Among the entries, which lines carry the string "values"? Copy each of them.

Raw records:
+-------+
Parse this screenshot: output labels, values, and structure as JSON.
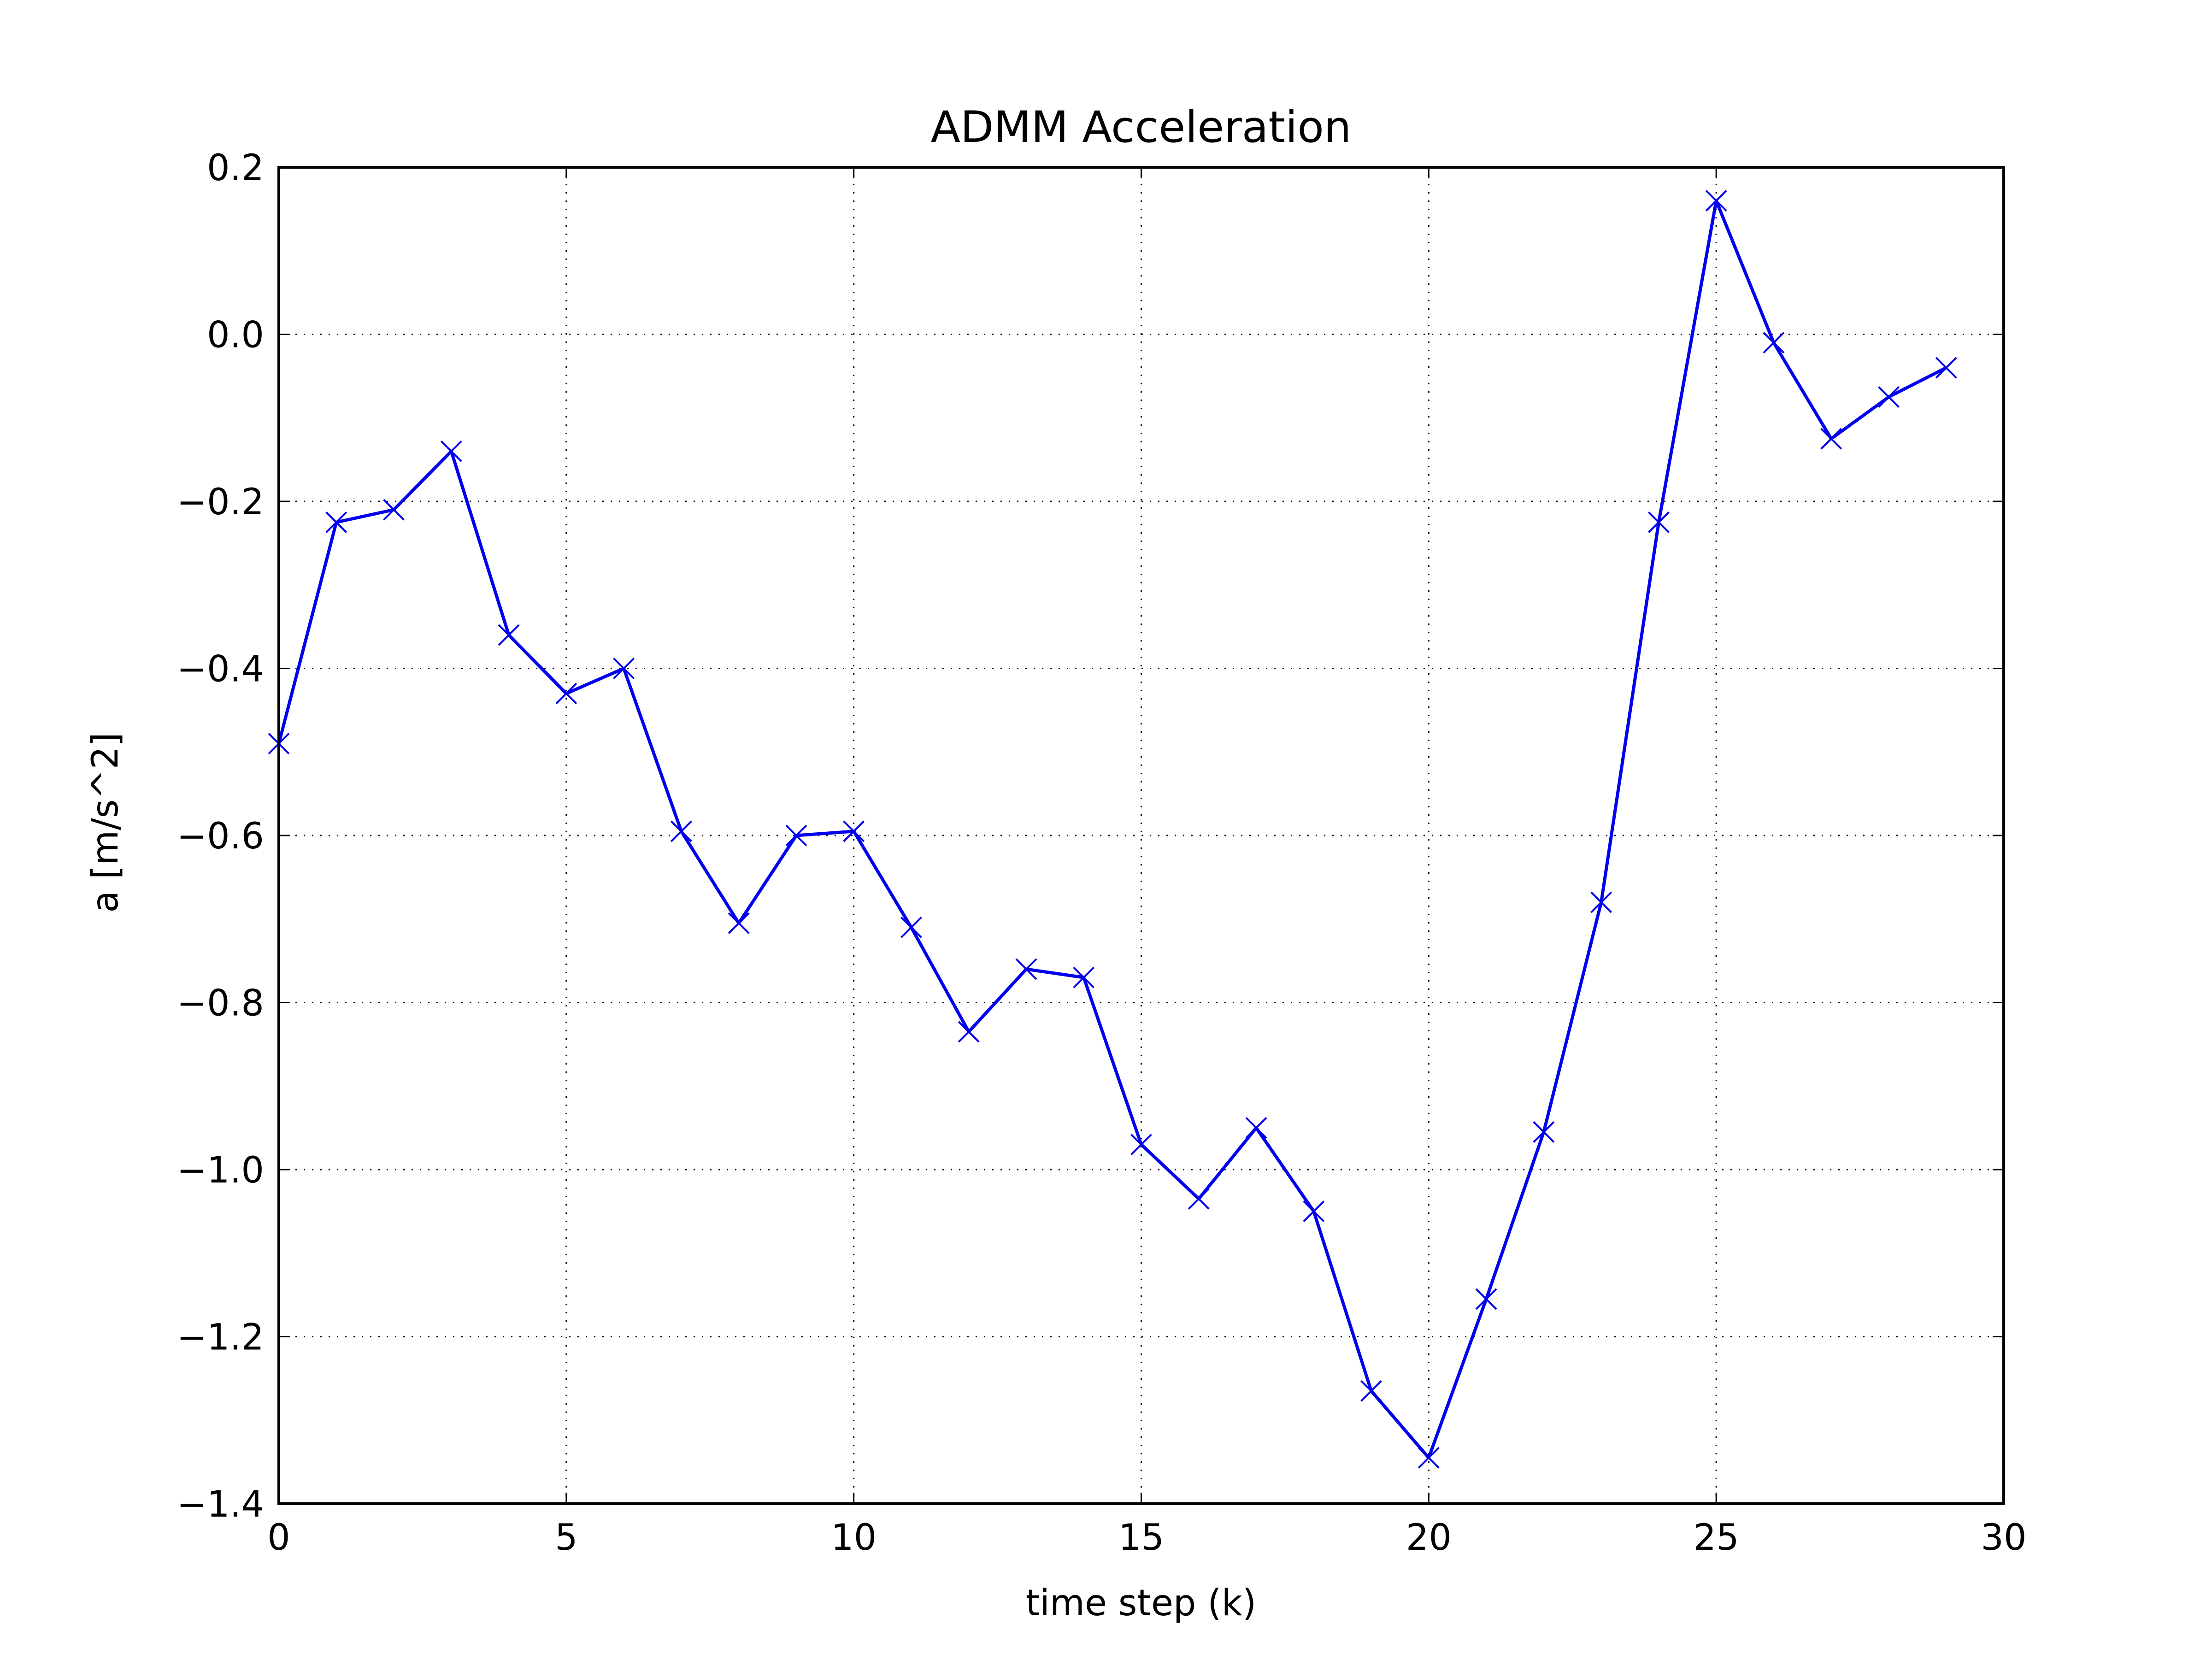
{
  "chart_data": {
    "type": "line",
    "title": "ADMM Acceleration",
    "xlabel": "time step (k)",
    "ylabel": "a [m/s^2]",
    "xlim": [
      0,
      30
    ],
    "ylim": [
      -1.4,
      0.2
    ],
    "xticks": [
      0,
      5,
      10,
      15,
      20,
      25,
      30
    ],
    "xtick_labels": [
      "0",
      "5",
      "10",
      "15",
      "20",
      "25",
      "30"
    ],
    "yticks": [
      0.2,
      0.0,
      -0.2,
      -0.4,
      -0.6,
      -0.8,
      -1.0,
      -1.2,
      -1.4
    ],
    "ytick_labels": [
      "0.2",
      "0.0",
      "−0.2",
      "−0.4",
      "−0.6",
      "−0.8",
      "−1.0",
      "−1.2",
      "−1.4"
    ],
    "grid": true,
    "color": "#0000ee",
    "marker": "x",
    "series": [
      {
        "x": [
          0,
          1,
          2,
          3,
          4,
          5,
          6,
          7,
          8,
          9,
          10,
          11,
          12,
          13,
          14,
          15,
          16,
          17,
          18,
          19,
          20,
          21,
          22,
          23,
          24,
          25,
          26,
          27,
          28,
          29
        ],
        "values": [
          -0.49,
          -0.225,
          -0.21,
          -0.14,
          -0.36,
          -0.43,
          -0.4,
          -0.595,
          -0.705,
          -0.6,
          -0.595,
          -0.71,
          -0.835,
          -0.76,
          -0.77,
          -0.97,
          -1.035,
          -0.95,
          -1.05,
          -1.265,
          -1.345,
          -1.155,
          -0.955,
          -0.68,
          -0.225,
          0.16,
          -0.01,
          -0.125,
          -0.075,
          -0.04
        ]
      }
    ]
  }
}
+-------+
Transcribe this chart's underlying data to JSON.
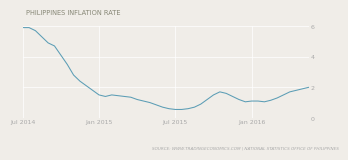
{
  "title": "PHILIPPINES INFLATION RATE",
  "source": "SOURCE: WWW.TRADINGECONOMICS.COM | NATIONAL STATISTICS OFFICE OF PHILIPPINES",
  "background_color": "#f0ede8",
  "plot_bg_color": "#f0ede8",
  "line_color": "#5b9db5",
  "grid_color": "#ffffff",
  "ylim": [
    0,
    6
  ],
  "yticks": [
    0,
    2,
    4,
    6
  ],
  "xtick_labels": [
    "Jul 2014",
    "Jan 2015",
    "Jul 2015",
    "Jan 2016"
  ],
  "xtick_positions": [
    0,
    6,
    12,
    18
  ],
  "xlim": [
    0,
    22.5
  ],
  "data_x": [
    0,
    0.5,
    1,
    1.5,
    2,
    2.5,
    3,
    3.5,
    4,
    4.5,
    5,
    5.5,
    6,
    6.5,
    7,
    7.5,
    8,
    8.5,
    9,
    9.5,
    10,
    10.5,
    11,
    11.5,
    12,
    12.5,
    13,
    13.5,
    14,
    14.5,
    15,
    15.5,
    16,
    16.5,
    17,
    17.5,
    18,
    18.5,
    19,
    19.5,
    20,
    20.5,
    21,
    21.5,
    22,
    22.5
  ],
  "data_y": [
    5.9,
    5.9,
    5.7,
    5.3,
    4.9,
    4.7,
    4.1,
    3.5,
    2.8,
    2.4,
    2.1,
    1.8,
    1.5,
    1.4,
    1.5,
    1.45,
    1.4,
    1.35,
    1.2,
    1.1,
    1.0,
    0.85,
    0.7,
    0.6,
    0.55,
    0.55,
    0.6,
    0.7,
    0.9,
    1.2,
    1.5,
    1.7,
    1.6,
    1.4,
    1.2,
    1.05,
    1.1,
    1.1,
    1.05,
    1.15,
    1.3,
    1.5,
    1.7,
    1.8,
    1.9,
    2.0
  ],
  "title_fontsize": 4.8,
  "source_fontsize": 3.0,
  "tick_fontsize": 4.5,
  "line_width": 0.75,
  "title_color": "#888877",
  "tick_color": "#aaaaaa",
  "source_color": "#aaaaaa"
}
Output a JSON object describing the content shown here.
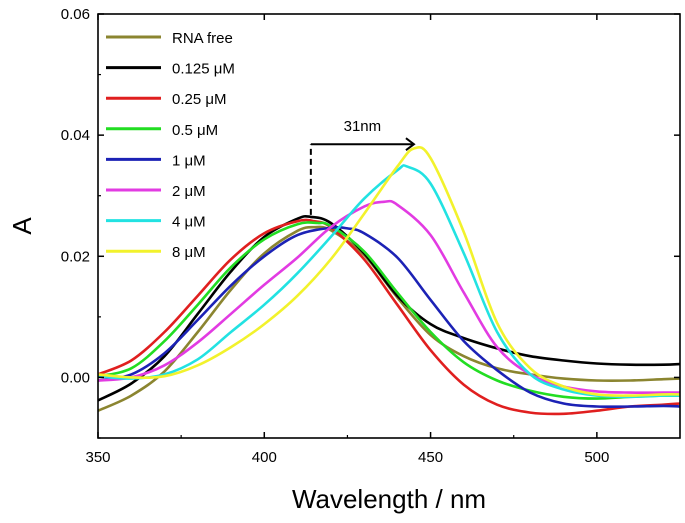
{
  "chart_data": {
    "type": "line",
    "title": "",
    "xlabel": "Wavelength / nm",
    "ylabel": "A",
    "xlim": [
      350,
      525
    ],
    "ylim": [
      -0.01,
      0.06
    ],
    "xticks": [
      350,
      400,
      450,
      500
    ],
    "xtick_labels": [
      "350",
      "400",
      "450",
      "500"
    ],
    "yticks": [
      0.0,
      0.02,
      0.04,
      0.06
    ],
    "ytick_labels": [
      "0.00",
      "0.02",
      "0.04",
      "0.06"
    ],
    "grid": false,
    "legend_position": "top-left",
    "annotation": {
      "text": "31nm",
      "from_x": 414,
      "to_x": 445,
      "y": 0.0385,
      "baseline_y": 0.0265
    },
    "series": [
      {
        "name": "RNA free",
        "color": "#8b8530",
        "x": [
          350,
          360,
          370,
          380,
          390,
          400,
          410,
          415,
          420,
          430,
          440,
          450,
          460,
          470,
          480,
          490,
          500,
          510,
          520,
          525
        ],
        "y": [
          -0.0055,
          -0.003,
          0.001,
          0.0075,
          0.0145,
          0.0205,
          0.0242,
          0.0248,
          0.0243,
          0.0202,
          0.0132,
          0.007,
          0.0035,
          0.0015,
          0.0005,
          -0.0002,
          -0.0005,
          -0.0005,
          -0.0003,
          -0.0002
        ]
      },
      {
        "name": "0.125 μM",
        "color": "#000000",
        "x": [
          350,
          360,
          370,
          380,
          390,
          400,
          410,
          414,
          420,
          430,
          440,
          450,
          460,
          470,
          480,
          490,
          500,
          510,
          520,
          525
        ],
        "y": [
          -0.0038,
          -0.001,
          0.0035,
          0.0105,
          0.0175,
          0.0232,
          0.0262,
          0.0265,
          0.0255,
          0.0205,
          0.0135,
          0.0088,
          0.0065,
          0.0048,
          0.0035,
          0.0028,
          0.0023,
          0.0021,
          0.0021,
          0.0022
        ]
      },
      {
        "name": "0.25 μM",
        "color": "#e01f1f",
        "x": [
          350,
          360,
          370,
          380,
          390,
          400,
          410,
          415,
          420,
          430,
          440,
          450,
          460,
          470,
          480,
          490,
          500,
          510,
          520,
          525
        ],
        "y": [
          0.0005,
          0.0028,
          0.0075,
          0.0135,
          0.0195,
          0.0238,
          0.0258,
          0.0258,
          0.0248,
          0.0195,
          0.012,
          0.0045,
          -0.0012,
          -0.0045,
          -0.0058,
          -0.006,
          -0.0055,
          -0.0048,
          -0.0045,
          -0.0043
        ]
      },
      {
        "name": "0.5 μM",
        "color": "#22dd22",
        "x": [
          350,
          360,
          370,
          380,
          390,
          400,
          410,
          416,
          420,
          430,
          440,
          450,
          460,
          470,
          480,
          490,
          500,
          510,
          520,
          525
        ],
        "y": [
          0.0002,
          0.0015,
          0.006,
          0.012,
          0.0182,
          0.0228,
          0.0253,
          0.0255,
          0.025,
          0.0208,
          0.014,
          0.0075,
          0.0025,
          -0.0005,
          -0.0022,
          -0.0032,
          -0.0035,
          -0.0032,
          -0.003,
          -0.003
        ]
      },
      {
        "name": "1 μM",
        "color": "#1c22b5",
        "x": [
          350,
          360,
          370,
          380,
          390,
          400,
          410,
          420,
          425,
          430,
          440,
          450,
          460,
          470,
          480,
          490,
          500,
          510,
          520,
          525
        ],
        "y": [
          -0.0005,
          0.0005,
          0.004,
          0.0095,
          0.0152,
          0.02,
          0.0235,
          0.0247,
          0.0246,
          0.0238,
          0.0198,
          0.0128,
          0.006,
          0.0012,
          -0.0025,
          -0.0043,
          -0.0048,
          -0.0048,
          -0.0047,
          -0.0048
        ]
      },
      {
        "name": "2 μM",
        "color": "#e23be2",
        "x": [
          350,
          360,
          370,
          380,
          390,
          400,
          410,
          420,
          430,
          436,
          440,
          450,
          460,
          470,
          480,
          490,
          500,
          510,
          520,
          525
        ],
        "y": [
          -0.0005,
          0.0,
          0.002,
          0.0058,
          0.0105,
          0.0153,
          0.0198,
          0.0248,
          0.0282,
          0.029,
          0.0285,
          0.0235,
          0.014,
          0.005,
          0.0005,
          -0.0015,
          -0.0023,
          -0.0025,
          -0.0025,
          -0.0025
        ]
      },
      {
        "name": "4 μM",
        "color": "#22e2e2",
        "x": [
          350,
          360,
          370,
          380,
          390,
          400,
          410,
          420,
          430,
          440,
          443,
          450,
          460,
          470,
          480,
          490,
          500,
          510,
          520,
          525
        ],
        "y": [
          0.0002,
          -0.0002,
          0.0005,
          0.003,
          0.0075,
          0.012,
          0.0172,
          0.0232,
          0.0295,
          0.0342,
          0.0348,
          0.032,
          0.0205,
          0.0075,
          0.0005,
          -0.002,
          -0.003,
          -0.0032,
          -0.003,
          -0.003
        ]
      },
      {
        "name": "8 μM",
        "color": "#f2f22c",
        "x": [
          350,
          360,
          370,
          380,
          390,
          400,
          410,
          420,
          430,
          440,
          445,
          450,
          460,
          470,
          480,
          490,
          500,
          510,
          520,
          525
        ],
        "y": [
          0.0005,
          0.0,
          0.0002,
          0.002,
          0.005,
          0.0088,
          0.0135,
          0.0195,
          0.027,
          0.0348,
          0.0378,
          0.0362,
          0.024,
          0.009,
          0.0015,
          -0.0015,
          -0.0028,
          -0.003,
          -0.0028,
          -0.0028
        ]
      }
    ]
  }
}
+-------+
▶ _EXERCISE RESULT_:
Parse this screenshot: output labels, values, and structure as JSON.
        "values": [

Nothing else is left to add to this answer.